* [Your instructions] Your task is to reproduce the entries below word for word.

Figure collection entries
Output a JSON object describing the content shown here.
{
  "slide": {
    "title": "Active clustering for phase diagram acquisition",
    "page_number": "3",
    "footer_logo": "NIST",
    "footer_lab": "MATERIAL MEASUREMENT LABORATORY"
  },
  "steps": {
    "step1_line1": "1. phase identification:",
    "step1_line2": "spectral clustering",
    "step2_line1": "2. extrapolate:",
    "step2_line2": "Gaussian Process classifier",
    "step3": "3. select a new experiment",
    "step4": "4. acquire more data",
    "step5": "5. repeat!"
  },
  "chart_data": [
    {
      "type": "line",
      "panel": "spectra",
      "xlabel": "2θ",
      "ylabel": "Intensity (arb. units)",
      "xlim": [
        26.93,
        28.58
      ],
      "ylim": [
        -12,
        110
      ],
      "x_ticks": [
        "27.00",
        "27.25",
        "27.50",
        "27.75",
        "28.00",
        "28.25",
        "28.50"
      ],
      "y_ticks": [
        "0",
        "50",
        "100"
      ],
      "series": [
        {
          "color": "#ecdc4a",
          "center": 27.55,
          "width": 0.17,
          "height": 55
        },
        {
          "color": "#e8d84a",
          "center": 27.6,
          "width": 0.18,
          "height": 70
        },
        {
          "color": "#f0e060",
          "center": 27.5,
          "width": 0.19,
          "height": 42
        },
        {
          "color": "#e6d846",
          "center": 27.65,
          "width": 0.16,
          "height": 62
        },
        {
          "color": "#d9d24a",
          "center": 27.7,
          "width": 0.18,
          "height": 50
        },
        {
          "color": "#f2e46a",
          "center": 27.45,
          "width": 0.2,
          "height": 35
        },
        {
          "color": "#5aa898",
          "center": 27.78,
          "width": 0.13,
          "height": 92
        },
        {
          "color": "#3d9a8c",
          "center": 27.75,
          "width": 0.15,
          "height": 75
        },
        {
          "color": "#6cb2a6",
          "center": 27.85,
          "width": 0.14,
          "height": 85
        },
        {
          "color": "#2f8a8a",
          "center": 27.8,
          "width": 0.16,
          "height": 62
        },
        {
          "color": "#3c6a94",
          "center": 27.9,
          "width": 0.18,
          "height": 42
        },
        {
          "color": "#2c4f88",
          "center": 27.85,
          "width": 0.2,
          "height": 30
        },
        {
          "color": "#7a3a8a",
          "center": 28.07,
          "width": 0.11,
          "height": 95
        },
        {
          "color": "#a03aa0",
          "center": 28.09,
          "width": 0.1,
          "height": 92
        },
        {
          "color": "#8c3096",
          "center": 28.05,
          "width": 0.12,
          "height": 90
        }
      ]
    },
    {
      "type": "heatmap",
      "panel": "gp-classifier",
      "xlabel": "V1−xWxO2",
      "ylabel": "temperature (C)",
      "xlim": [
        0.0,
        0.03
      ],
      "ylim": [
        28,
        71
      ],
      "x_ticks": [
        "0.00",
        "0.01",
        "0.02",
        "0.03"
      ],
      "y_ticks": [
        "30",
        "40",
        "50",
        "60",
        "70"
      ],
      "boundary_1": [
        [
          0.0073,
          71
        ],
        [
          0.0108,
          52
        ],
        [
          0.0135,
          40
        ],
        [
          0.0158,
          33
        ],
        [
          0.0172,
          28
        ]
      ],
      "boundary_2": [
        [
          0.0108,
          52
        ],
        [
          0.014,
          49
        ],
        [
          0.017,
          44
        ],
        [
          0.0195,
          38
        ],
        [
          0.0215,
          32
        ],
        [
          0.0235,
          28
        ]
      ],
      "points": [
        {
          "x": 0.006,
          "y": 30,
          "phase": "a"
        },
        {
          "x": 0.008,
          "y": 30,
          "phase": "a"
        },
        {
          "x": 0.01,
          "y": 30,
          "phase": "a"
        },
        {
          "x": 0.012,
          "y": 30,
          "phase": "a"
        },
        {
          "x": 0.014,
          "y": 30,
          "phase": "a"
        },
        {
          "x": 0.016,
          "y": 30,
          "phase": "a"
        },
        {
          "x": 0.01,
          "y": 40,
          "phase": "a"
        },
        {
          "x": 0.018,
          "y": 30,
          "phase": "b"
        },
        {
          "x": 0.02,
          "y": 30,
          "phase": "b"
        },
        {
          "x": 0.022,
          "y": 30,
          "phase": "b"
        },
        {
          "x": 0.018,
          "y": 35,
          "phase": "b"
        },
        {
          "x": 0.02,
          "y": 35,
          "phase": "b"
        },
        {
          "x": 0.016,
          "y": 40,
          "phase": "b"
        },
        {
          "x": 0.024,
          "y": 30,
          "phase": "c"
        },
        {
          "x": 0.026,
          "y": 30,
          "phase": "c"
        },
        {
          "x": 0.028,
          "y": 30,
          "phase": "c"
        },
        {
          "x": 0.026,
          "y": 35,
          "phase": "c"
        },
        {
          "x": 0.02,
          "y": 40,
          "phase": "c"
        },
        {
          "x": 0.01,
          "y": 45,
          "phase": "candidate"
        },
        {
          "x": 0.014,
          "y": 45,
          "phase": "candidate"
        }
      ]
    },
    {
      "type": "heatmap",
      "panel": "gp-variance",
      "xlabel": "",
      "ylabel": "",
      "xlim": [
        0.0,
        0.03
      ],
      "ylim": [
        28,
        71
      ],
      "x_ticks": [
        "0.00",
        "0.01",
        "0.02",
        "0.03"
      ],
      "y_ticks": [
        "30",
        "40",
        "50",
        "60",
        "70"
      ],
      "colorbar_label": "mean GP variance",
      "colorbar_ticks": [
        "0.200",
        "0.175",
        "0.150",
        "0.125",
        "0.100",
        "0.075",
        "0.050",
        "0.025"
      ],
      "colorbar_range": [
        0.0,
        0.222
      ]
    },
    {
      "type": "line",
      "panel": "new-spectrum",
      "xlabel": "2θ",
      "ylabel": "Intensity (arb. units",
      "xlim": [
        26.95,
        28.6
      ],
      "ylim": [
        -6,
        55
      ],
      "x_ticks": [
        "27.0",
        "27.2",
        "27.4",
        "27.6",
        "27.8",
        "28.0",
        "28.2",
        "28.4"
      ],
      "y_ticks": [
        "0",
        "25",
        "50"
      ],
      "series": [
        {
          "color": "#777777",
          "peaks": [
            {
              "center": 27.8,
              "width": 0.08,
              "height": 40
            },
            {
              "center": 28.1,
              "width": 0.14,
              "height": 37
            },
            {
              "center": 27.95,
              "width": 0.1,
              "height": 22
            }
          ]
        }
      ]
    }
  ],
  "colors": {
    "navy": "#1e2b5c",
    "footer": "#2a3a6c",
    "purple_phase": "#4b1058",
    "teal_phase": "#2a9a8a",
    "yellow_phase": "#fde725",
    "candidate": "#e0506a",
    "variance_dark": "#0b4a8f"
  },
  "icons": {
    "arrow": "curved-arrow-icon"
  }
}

* [Written response]
Output a JSON object describing the content shown here.
{
  "slide": {
    "title": "Active clustering for phase diagram acquisition",
    "page_number": "3",
    "footer_logo": "NIST",
    "footer_lab": "MATERIAL MEASUREMENT LABORATORY"
  },
  "steps": {
    "step1_line1": "1. phase identification:",
    "step1_line2": "spectral clustering",
    "step2_line1": "2. extrapolate:",
    "step2_line2": "Gaussian Process classifier",
    "step3": "3. select a new experiment",
    "step4": "4. acquire more data",
    "step5": "5. repeat!"
  },
  "chart_data": [
    {
      "type": "line",
      "panel": "spectra",
      "xlabel": "2θ",
      "ylabel": "Intensity (arb. units)",
      "xlim": [
        26.93,
        28.58
      ],
      "ylim": [
        -12,
        110
      ],
      "x_ticks": [
        "27.00",
        "27.25",
        "27.50",
        "27.75",
        "28.00",
        "28.25",
        "28.50"
      ],
      "y_ticks": [
        "0",
        "50",
        "100"
      ],
      "series": [
        {
          "color": "#ecdc4a",
          "center": 27.55,
          "width": 0.17,
          "height": 55
        },
        {
          "color": "#e8d84a",
          "center": 27.6,
          "width": 0.18,
          "height": 70
        },
        {
          "color": "#f0e060",
          "center": 27.5,
          "width": 0.19,
          "height": 42
        },
        {
          "color": "#e6d846",
          "center": 27.65,
          "width": 0.16,
          "height": 62
        },
        {
          "color": "#d9d24a",
          "center": 27.7,
          "width": 0.18,
          "height": 50
        },
        {
          "color": "#f2e46a",
          "center": 27.45,
          "width": 0.2,
          "height": 35
        },
        {
          "color": "#5aa898",
          "center": 27.78,
          "width": 0.13,
          "height": 92
        },
        {
          "color": "#3d9a8c",
          "center": 27.75,
          "width": 0.15,
          "height": 75
        },
        {
          "color": "#6cb2a6",
          "center": 27.85,
          "width": 0.14,
          "height": 85
        },
        {
          "color": "#2f8a8a",
          "center": 27.8,
          "width": 0.16,
          "height": 62
        },
        {
          "color": "#3c6a94",
          "center": 27.9,
          "width": 0.18,
          "height": 42
        },
        {
          "color": "#2c4f88",
          "center": 27.85,
          "width": 0.2,
          "height": 30
        },
        {
          "color": "#7a3a8a",
          "center": 28.07,
          "width": 0.11,
          "height": 95
        },
        {
          "color": "#a03aa0",
          "center": 28.09,
          "width": 0.1,
          "height": 92
        },
        {
          "color": "#8c3096",
          "center": 28.05,
          "width": 0.12,
          "height": 90
        }
      ]
    },
    {
      "type": "heatmap",
      "panel": "gp-classifier",
      "xlabel": "V1−xWxO2",
      "ylabel": "temperature (C)",
      "xlim": [
        0.0,
        0.03
      ],
      "ylim": [
        28,
        71
      ],
      "x_ticks": [
        "0.00",
        "0.01",
        "0.02",
        "0.03"
      ],
      "y_ticks": [
        "30",
        "40",
        "50",
        "60",
        "70"
      ],
      "boundary_1": [
        [
          0.0073,
          71
        ],
        [
          0.0108,
          52
        ],
        [
          0.0135,
          40
        ],
        [
          0.0158,
          33
        ],
        [
          0.0172,
          28
        ]
      ],
      "boundary_2": [
        [
          0.0108,
          52
        ],
        [
          0.014,
          49
        ],
        [
          0.017,
          44
        ],
        [
          0.0195,
          38
        ],
        [
          0.0215,
          32
        ],
        [
          0.0235,
          28
        ]
      ],
      "points": [
        {
          "x": 0.006,
          "y": 30,
          "phase": "a"
        },
        {
          "x": 0.008,
          "y": 30,
          "phase": "a"
        },
        {
          "x": 0.01,
          "y": 30,
          "phase": "a"
        },
        {
          "x": 0.012,
          "y": 30,
          "phase": "a"
        },
        {
          "x": 0.014,
          "y": 30,
          "phase": "a"
        },
        {
          "x": 0.016,
          "y": 30,
          "phase": "a"
        },
        {
          "x": 0.01,
          "y": 40,
          "phase": "a"
        },
        {
          "x": 0.018,
          "y": 30,
          "phase": "b"
        },
        {
          "x": 0.02,
          "y": 30,
          "phase": "b"
        },
        {
          "x": 0.022,
          "y": 30,
          "phase": "b"
        },
        {
          "x": 0.018,
          "y": 35,
          "phase": "b"
        },
        {
          "x": 0.02,
          "y": 35,
          "phase": "b"
        },
        {
          "x": 0.016,
          "y": 40,
          "phase": "b"
        },
        {
          "x": 0.024,
          "y": 30,
          "phase": "c"
        },
        {
          "x": 0.026,
          "y": 30,
          "phase": "c"
        },
        {
          "x": 0.028,
          "y": 30,
          "phase": "c"
        },
        {
          "x": 0.026,
          "y": 35,
          "phase": "c"
        },
        {
          "x": 0.02,
          "y": 40,
          "phase": "c"
        },
        {
          "x": 0.01,
          "y": 45,
          "phase": "candidate"
        },
        {
          "x": 0.014,
          "y": 45,
          "phase": "candidate"
        }
      ]
    },
    {
      "type": "heatmap",
      "panel": "gp-variance",
      "xlabel": "",
      "ylabel": "",
      "xlim": [
        0.0,
        0.03
      ],
      "ylim": [
        28,
        71
      ],
      "x_ticks": [
        "0.00",
        "0.01",
        "0.02",
        "0.03"
      ],
      "y_ticks": [
        "30",
        "40",
        "50",
        "60",
        "70"
      ],
      "colorbar_label": "mean GP variance",
      "colorbar_ticks": [
        "0.200",
        "0.175",
        "0.150",
        "0.125",
        "0.100",
        "0.075",
        "0.050",
        "0.025"
      ],
      "colorbar_range": [
        0.0,
        0.222
      ]
    },
    {
      "type": "line",
      "panel": "new-spectrum",
      "xlabel": "2θ",
      "ylabel": "Intensity (arb. units",
      "xlim": [
        26.95,
        28.6
      ],
      "ylim": [
        -6,
        55
      ],
      "x_ticks": [
        "27.0",
        "27.2",
        "27.4",
        "27.6",
        "27.8",
        "28.0",
        "28.2",
        "28.4"
      ],
      "y_ticks": [
        "0",
        "25",
        "50"
      ],
      "series": [
        {
          "color": "#777777",
          "peaks": [
            {
              "center": 27.8,
              "width": 0.08,
              "height": 40
            },
            {
              "center": 28.1,
              "width": 0.14,
              "height": 37
            },
            {
              "center": 27.95,
              "width": 0.1,
              "height": 22
            }
          ]
        }
      ]
    }
  ],
  "colors": {
    "navy": "#1e2b5c",
    "footer": "#2a3a6c",
    "purple_phase": "#4b1058",
    "teal_phase": "#2a9a8a",
    "yellow_phase": "#fde725",
    "candidate": "#e0506a",
    "variance_dark": "#0b4a8f"
  },
  "icons": {
    "arrow": "curved-arrow-icon"
  }
}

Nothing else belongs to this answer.